WHAT YOU HAVE TO DO: The entries below contain pictures. Retype everything except those pictures, exactly as given.

SOURCE MATERIAL:
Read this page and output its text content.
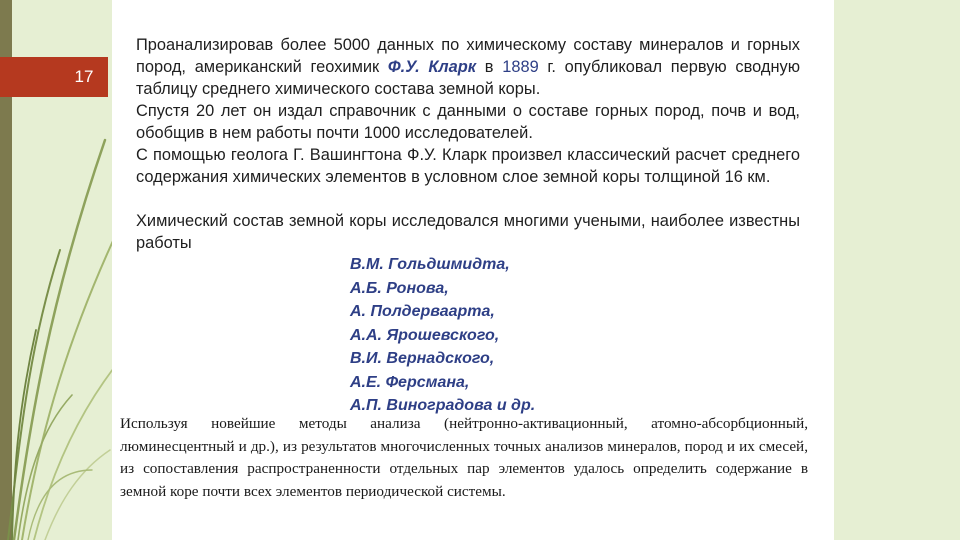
17

Проанализировав более 5000 данных по химическому составу минералов и горных пород, американский геохимик Ф.У. Кларк в 1889 г. опубликовал первую сводную таблицу среднего химического состава земной коры.

Спустя 20 лет он издал справочник с данными о составе горных пород, почв и вод, обобщив в нем работы почти 1000 исследователей.

С помощью геолога Г. Вашингтона Ф.У. Кларк произвел классический расчет среднего содержания химических элементов в условном слое земной коры толщиной 16 км.

Химический состав земной коры исследовался многими учеными, наиболее известны работы

В.М. Гольдшмидта,
А.Б. Ронова,
А. Полдерваарта,
А.А. Ярошевского,
В.И. Вернадского,
А.Е. Ферсмана,
А.П. Виноградова и др.

Используя новейшие методы анализа (нейтронно-активационный, атомно-абсорбционный, люминесцентный и др.), из результатов многочисленных точных анализов минералов, пород и их смесей, из сопоставления распространенности отдельных пар элементов удалось определить содержание в земной коре почти всех элементов периодической системы.
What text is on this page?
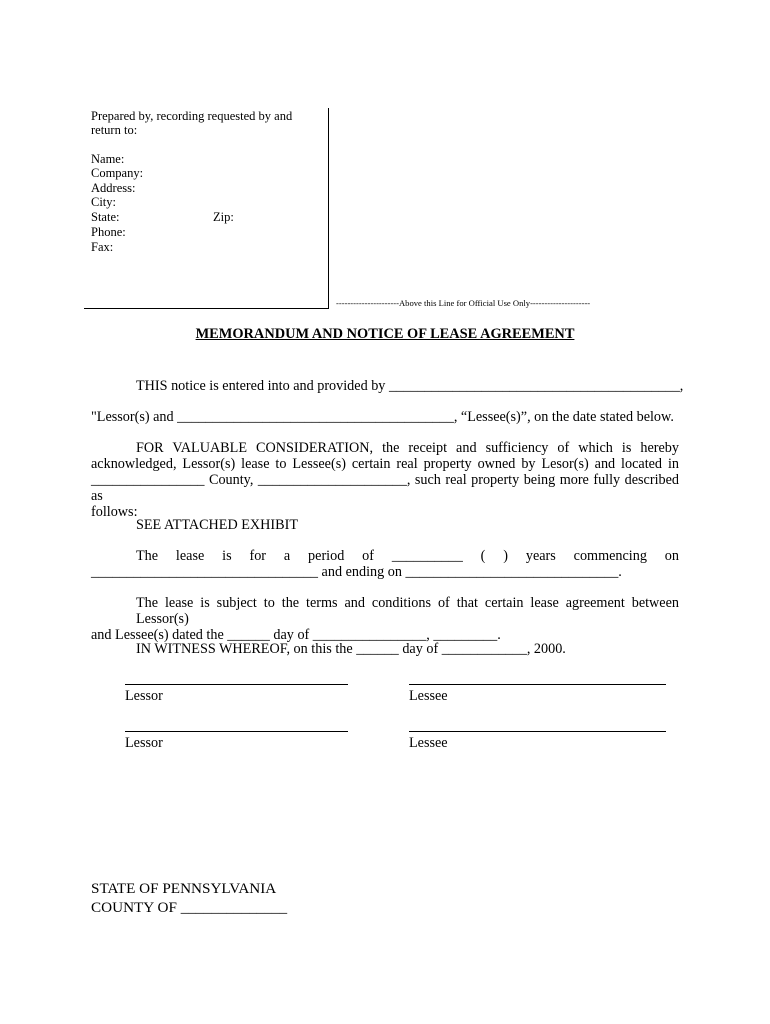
Prepared by, recording requested by and
return to:
Name:
Company:
Address:
City:
State:	Zip:
Phone:
Fax:
----------------------Above this Line for Official Use Only---------------------
MEMORANDUM AND NOTICE OF LEASE AGREEMENT
THIS notice is entered into and provided by _________________________________________,
"Lessor(s) and _______________________________________, “Lessee(s)”, on the date stated below.
FOR VALUABLE CONSIDERATION, the receipt and sufficiency of which is hereby
acknowledged, Lessor(s) lease to Lessee(s) certain real property owned by Lesor(s) and located in
________________ County, _____________________, such real property being more fully described as
follows:
SEE ATTACHED EXHIBIT
The lease is for a period of __________ ( ) years commencing on
________________________________ and ending on ______________________________.
The lease is subject to the terms and conditions of that certain lease agreement between Lessor(s)
and Lessee(s) dated the ______ day of ________________, _________.
IN WITNESS WHEREOF, on this the ______ day of ____________, 2000.
Lessor	Lessee
Lessor	Lessee
STATE OF PENNSYLVANIA
COUNTY OF ______________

COMPLETE RESPONSE:
Read this page and output its text content.
17

Проанализировав более 5000 данных по химическому составу минералов и горных пород, американский геохимик Ф.У. Кларк в 1889 г. опубликовал первую сводную таблицу среднего химического состава земной коры.

Спустя 20 лет он издал справочник с данными о составе горных пород, почв и вод, обобщив в нем работы почти 1000 исследователей.

С помощью геолога Г. Вашингтона Ф.У. Кларк произвел классический расчет среднего содержания химических элементов в условном слое земной коры толщиной 16 км.

Химический состав земной коры исследовался многими учеными, наиболее известны работы

В.М. Гольдшмидта,
А.Б. Ронова,
А. Полдерваарта,
А.А. Ярошевского,
В.И. Вернадского,
А.Е. Ферсмана,
А.П. Виноградова и др.

Используя новейшие методы анализа (нейтронно-активационный, атомно-абсорбционный, люминесцентный и др.), из результатов многочисленных точных анализов минералов, пород и их смесей, из сопоставления распространенности отдельных пар элементов удалось определить содержание в земной коре почти всех элементов периодической системы.
What text is on this page?
Prepared by, recording requested by and
return to:
Name:
Company:
Address:
City:
State:	Zip:
Phone:
Fax:
----------------------Above this Line for Official Use Only---------------------
MEMORANDUM AND NOTICE OF LEASE AGREEMENT
THIS notice is entered into and provided by _________________________________________,
"Lessor(s) and _______________________________________, “Lessee(s)”, on the date stated below.
FOR VALUABLE CONSIDERATION, the receipt and sufficiency of which is hereby
acknowledged, Lessor(s) lease to Lessee(s) certain real property owned by Lesor(s) and located in
________________ County, _____________________, such real property being more fully described as
follows:
SEE ATTACHED EXHIBIT
The lease is for a period of __________ ( ) years commencing on
________________________________ and ending on ______________________________.
The lease is subject to the terms and conditions of that certain lease agreement between Lessor(s)
and Lessee(s) dated the ______ day of ________________, _________.
IN WITNESS WHEREOF, on this the ______ day of ____________, 2000.
Lessor	Lessee
Lessor	Lessee
STATE OF PENNSYLVANIA
COUNTY OF ______________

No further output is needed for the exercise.